▶ **TASK TO COMPLETE**
Exactly as written, retype the listing below, omitting the pictures.

▶ **MATERIAL SUPPLIED**
____
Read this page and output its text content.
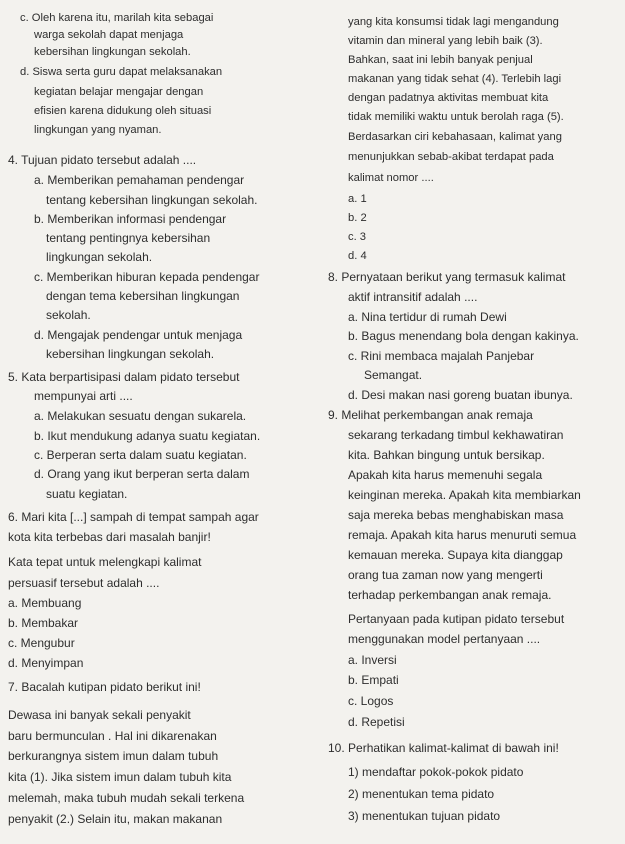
c. Oleh karena itu, marilah kita sebagai
warga sekolah dapat menjaga
kebersihan lingkungan sekolah.
d. Siswa serta guru dapat melaksanakan
kegiatan belajar mengajar dengan
efisien karena didukung oleh situasi
lingkungan yang nyaman.
4. Tujuan pidato tersebut adalah ....
a. Memberikan pemahaman pendengar
tentang kebersihan lingkungan sekolah.
b. Memberikan informasi pendengar
tentang pentingnya kebersihan
lingkungan sekolah.
c. Memberikan hiburan kepada pendengar
dengan tema kebersihan lingkungan
sekolah.
d. Mengajak pendengar untuk menjaga
kebersihan lingkungan sekolah.
5. Kata berpartisipasi dalam pidato tersebut
mempunyai arti ....
a. Melakukan sesuatu dengan sukarela.
b. Ikut mendukung adanya suatu kegiatan.
c. Berperan serta dalam suatu kegiatan.
d. Orang yang ikut berperan serta dalam
suatu kegiatan.
6. Mari kita [...] sampah di tempat sampah agar
kota kita terbebas dari masalah banjir!
Kata tepat untuk melengkapi kalimat
persuasif tersebut adalah ....
a. Membuang
b. Membakar
c. Mengubur
d. Menyimpan
7. Bacalah kutipan pidato berikut ini!
Dewasa ini banyak sekali penyakit
baru bermunculan . Hal ini dikarenakan
berkurangnya sistem imun dalam tubuh
kita (1). Jika sistem imun dalam tubuh kita
melemah, maka tubuh mudah sekali terkena
penyakit (2.) Selain itu, makan makanan
yang kita konsumsi tidak lagi mengandung
vitamin dan mineral yang lebih baik (3).
Bahkan, saat ini lebih banyak penjual
makanan yang tidak sehat (4). Terlebih lagi
dengan padatnya aktivitas membuat kita
tidak memiliki waktu untuk berolah raga (5).
Berdasarkan ciri kebahasaan, kalimat yang
menunjukkan sebab-akibat terdapat pada
kalimat nomor ....
a. 1
b. 2
c. 3
d. 4
8. Pernyataan berikut yang termasuk kalimat
aktif intransitif adalah ....
a. Nina tertidur di rumah Dewi
b. Bagus menendang bola dengan kakinya.
c. Rini membaca majalah Panjebar
Semangat.
d. Desi makan nasi goreng buatan ibunya.
9. Melihat perkembangan anak remaja
sekarang terkadang timbul kekhawatiran
kita. Bahkan bingung untuk bersikap.
Apakah kita harus memenuhi segala
keinginan mereka. Apakah kita membiarkan
saja mereka bebas menghabiskan masa
remaja. Apakah kita harus menuruti semua
kemauan mereka. Supaya kita dianggap
orang tua zaman now yang mengerti
terhadap perkembangan anak remaja.
Pertanyaan pada kutipan pidato tersebut
menggunakan model pertanyaan ....
a. Inversi
b. Empati
c. Logos
d. Repetisi
10. Perhatikan kalimat-kalimat di bawah ini!
1) mendaftar pokok-pokok pidato
2) menentukan tema pidato
3) menentukan tujuan pidato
____
▶ **OUTPUT**
Read this page and output its text content.
c. Oleh karena itu, marilah kita sebagai
warga sekolah dapat menjaga
kebersihan lingkungan sekolah.
d. Siswa serta guru dapat melaksanakan
kegiatan belajar mengajar dengan
efisien karena didukung oleh situasi
lingkungan yang nyaman.
4. Tujuan pidato tersebut adalah ....
a. Memberikan pemahaman pendengar
tentang kebersihan lingkungan sekolah.
b. Memberikan informasi pendengar
tentang pentingnya kebersihan
lingkungan sekolah.
c. Memberikan hiburan kepada pendengar
dengan tema kebersihan lingkungan
sekolah.
d. Mengajak pendengar untuk menjaga
kebersihan lingkungan sekolah.
5. Kata berpartisipasi dalam pidato tersebut
mempunyai arti ....
a. Melakukan sesuatu dengan sukarela.
b. Ikut mendukung adanya suatu kegiatan.
c. Berperan serta dalam suatu kegiatan.
d. Orang yang ikut berperan serta dalam
suatu kegiatan.
6. Mari kita [...] sampah di tempat sampah agar
kota kita terbebas dari masalah banjir!
Kata tepat untuk melengkapi kalimat
persuasif tersebut adalah ....
a. Membuang
b. Membakar
c. Mengubur
d. Menyimpan
7. Bacalah kutipan pidato berikut ini!
Dewasa ini banyak sekali penyakit
baru bermunculan . Hal ini dikarenakan
berkurangnya sistem imun dalam tubuh
kita (1). Jika sistem imun dalam tubuh kita
melemah, maka tubuh mudah sekali terkena
penyakit (2.) Selain itu, makan makanan
yang kita konsumsi tidak lagi mengandung
vitamin dan mineral yang lebih baik (3).
Bahkan, saat ini lebih banyak penjual
makanan yang tidak sehat (4). Terlebih lagi
dengan padatnya aktivitas membuat kita
tidak memiliki waktu untuk berolah raga (5).
Berdasarkan ciri kebahasaan, kalimat yang
menunjukkan sebab-akibat terdapat pada
kalimat nomor ....
a. 1
b. 2
c. 3
d. 4
8. Pernyataan berikut yang termasuk kalimat
aktif intransitif adalah ....
a. Nina tertidur di rumah Dewi
b. Bagus menendang bola dengan kakinya.
c. Rini membaca majalah Panjebar
Semangat.
d. Desi makan nasi goreng buatan ibunya.
9. Melihat perkembangan anak remaja
sekarang terkadang timbul kekhawatiran
kita. Bahkan bingung untuk bersikap.
Apakah kita harus memenuhi segala
keinginan mereka. Apakah kita membiarkan
saja mereka bebas menghabiskan masa
remaja. Apakah kita harus menuruti semua
kemauan mereka. Supaya kita dianggap
orang tua zaman now yang mengerti
terhadap perkembangan anak remaja.
Pertanyaan pada kutipan pidato tersebut
menggunakan model pertanyaan ....
a. Inversi
b. Empati
c. Logos
d. Repetisi
10. Perhatikan kalimat-kalimat di bawah ini!
1) mendaftar pokok-pokok pidato
2) menentukan tema pidato
3) menentukan tujuan pidato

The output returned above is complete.